*EXERCISE OBJECTIVE:* Print, exactly and completely, every entry in the data.

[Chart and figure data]
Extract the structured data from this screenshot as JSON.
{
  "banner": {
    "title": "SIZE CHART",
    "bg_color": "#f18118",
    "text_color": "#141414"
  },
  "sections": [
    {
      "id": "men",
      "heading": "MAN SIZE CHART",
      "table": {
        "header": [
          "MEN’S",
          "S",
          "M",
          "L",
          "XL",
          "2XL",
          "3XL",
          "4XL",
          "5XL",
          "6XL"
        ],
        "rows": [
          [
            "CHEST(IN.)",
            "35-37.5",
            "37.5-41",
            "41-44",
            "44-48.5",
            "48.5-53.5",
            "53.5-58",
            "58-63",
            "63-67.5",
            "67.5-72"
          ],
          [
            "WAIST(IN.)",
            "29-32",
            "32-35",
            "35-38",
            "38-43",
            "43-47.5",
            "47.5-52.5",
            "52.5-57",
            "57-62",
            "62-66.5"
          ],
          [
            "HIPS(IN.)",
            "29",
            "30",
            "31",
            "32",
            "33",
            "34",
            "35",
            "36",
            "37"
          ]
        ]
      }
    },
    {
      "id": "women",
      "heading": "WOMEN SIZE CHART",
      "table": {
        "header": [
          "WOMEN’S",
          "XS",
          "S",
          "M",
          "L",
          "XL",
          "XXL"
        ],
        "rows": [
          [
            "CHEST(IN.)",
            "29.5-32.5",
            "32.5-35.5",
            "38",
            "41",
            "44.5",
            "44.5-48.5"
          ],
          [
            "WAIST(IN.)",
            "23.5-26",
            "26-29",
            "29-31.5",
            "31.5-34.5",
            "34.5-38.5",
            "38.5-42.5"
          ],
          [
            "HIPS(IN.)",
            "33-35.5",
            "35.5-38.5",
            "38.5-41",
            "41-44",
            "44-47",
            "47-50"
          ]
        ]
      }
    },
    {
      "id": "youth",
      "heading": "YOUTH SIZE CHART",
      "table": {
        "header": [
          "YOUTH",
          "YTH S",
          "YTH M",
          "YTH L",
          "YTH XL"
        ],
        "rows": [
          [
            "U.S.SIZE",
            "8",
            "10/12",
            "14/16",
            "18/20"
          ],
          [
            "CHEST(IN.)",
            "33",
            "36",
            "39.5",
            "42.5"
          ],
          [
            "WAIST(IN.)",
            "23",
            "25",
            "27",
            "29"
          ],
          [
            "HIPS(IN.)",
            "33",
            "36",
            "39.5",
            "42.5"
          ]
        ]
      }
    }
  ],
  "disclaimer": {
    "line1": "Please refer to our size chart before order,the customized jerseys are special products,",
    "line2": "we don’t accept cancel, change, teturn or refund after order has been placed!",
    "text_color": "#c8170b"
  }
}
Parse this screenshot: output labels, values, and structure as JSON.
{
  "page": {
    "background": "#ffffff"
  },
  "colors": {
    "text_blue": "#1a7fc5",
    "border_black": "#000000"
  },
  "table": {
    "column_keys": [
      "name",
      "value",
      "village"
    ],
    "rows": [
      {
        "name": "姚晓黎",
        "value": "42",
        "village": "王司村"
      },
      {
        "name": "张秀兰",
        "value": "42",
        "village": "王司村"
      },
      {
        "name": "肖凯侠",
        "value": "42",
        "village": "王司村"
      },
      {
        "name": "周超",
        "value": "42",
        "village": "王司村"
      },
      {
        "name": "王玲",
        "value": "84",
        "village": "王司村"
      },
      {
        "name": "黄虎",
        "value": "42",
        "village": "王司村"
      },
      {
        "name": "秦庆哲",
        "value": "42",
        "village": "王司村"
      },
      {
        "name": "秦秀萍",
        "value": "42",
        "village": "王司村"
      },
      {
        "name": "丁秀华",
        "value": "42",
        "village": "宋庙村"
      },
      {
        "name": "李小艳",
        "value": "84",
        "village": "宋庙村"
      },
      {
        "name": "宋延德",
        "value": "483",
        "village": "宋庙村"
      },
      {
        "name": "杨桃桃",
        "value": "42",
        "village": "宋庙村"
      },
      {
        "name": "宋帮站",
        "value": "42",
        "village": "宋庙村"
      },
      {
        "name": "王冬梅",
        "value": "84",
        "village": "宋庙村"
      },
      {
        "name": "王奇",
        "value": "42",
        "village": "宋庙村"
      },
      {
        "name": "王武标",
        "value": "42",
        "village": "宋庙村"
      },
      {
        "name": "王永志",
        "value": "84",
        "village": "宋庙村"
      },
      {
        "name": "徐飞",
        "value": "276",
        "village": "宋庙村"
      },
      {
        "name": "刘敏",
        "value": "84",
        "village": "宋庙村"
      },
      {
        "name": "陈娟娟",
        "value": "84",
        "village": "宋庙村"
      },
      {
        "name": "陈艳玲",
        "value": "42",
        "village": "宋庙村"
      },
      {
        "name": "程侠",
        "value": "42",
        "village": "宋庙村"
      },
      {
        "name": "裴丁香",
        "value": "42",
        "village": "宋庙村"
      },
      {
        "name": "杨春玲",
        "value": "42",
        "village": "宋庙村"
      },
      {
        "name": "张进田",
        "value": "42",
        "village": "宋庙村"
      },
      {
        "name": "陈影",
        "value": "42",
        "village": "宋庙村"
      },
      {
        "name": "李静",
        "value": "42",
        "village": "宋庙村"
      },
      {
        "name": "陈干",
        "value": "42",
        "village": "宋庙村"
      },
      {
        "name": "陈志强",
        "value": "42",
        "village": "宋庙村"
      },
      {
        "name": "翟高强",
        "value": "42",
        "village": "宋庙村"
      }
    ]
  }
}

*OUTPUT FOR THIS TASK:*
Extract the structured data from this screenshot as JSON.
{
  "banner": {
    "title": "SIZE CHART",
    "bg_color": "#f18118",
    "text_color": "#141414"
  },
  "sections": [
    {
      "id": "men",
      "heading": "MAN SIZE CHART",
      "table": {
        "header": [
          "MEN’S",
          "S",
          "M",
          "L",
          "XL",
          "2XL",
          "3XL",
          "4XL",
          "5XL",
          "6XL"
        ],
        "rows": [
          [
            "CHEST(IN.)",
            "35-37.5",
            "37.5-41",
            "41-44",
            "44-48.5",
            "48.5-53.5",
            "53.5-58",
            "58-63",
            "63-67.5",
            "67.5-72"
          ],
          [
            "WAIST(IN.)",
            "29-32",
            "32-35",
            "35-38",
            "38-43",
            "43-47.5",
            "47.5-52.5",
            "52.5-57",
            "57-62",
            "62-66.5"
          ],
          [
            "HIPS(IN.)",
            "29",
            "30",
            "31",
            "32",
            "33",
            "34",
            "35",
            "36",
            "37"
          ]
        ]
      }
    },
    {
      "id": "women",
      "heading": "WOMEN SIZE CHART",
      "table": {
        "header": [
          "WOMEN’S",
          "XS",
          "S",
          "M",
          "L",
          "XL",
          "XXL"
        ],
        "rows": [
          [
            "CHEST(IN.)",
            "29.5-32.5",
            "32.5-35.5",
            "38",
            "41",
            "44.5",
            "44.5-48.5"
          ],
          [
            "WAIST(IN.)",
            "23.5-26",
            "26-29",
            "29-31.5",
            "31.5-34.5",
            "34.5-38.5",
            "38.5-42.5"
          ],
          [
            "HIPS(IN.)",
            "33-35.5",
            "35.5-38.5",
            "38.5-41",
            "41-44",
            "44-47",
            "47-50"
          ]
        ]
      }
    },
    {
      "id": "youth",
      "heading": "YOUTH SIZE CHART",
      "table": {
        "header": [
          "YOUTH",
          "YTH S",
          "YTH M",
          "YTH L",
          "YTH XL"
        ],
        "rows": [
          [
            "U.S.SIZE",
            "8",
            "10/12",
            "14/16",
            "18/20"
          ],
          [
            "CHEST(IN.)",
            "33",
            "36",
            "39.5",
            "42.5"
          ],
          [
            "WAIST(IN.)",
            "23",
            "25",
            "27",
            "29"
          ],
          [
            "HIPS(IN.)",
            "33",
            "36",
            "39.5",
            "42.5"
          ]
        ]
      }
    }
  ],
  "disclaimer": {
    "line1": "Please refer to our size chart before order,the customized jerseys are special products,",
    "line2": "we don’t accept cancel, change, teturn or refund after order has been placed!",
    "text_color": "#c8170b"
  }
}
Parse this screenshot: output labels, values, and structure as JSON.
{
  "page": {
    "background": "#ffffff"
  },
  "colors": {
    "text_blue": "#1a7fc5",
    "border_black": "#000000"
  },
  "table": {
    "column_keys": [
      "name",
      "value",
      "village"
    ],
    "rows": [
      {
        "name": "姚晓黎",
        "value": "42",
        "village": "王司村"
      },
      {
        "name": "张秀兰",
        "value": "42",
        "village": "王司村"
      },
      {
        "name": "肖凯侠",
        "value": "42",
        "village": "王司村"
      },
      {
        "name": "周超",
        "value": "42",
        "village": "王司村"
      },
      {
        "name": "王玲",
        "value": "84",
        "village": "王司村"
      },
      {
        "name": "黄虎",
        "value": "42",
        "village": "王司村"
      },
      {
        "name": "秦庆哲",
        "value": "42",
        "village": "王司村"
      },
      {
        "name": "秦秀萍",
        "value": "42",
        "village": "王司村"
      },
      {
        "name": "丁秀华",
        "value": "42",
        "village": "宋庙村"
      },
      {
        "name": "李小艳",
        "value": "84",
        "village": "宋庙村"
      },
      {
        "name": "宋延德",
        "value": "483",
        "village": "宋庙村"
      },
      {
        "name": "杨桃桃",
        "value": "42",
        "village": "宋庙村"
      },
      {
        "name": "宋帮站",
        "value": "42",
        "village": "宋庙村"
      },
      {
        "name": "王冬梅",
        "value": "84",
        "village": "宋庙村"
      },
      {
        "name": "王奇",
        "value": "42",
        "village": "宋庙村"
      },
      {
        "name": "王武标",
        "value": "42",
        "village": "宋庙村"
      },
      {
        "name": "王永志",
        "value": "84",
        "village": "宋庙村"
      },
      {
        "name": "徐飞",
        "value": "276",
        "village": "宋庙村"
      },
      {
        "name": "刘敏",
        "value": "84",
        "village": "宋庙村"
      },
      {
        "name": "陈娟娟",
        "value": "84",
        "village": "宋庙村"
      },
      {
        "name": "陈艳玲",
        "value": "42",
        "village": "宋庙村"
      },
      {
        "name": "程侠",
        "value": "42",
        "village": "宋庙村"
      },
      {
        "name": "裴丁香",
        "value": "42",
        "village": "宋庙村"
      },
      {
        "name": "杨春玲",
        "value": "42",
        "village": "宋庙村"
      },
      {
        "name": "张进田",
        "value": "42",
        "village": "宋庙村"
      },
      {
        "name": "陈影",
        "value": "42",
        "village": "宋庙村"
      },
      {
        "name": "李静",
        "value": "42",
        "village": "宋庙村"
      },
      {
        "name": "陈干",
        "value": "42",
        "village": "宋庙村"
      },
      {
        "name": "陈志强",
        "value": "42",
        "village": "宋庙村"
      },
      {
        "name": "翟高强",
        "value": "42",
        "village": "宋庙村"
      }
    ]
  }
}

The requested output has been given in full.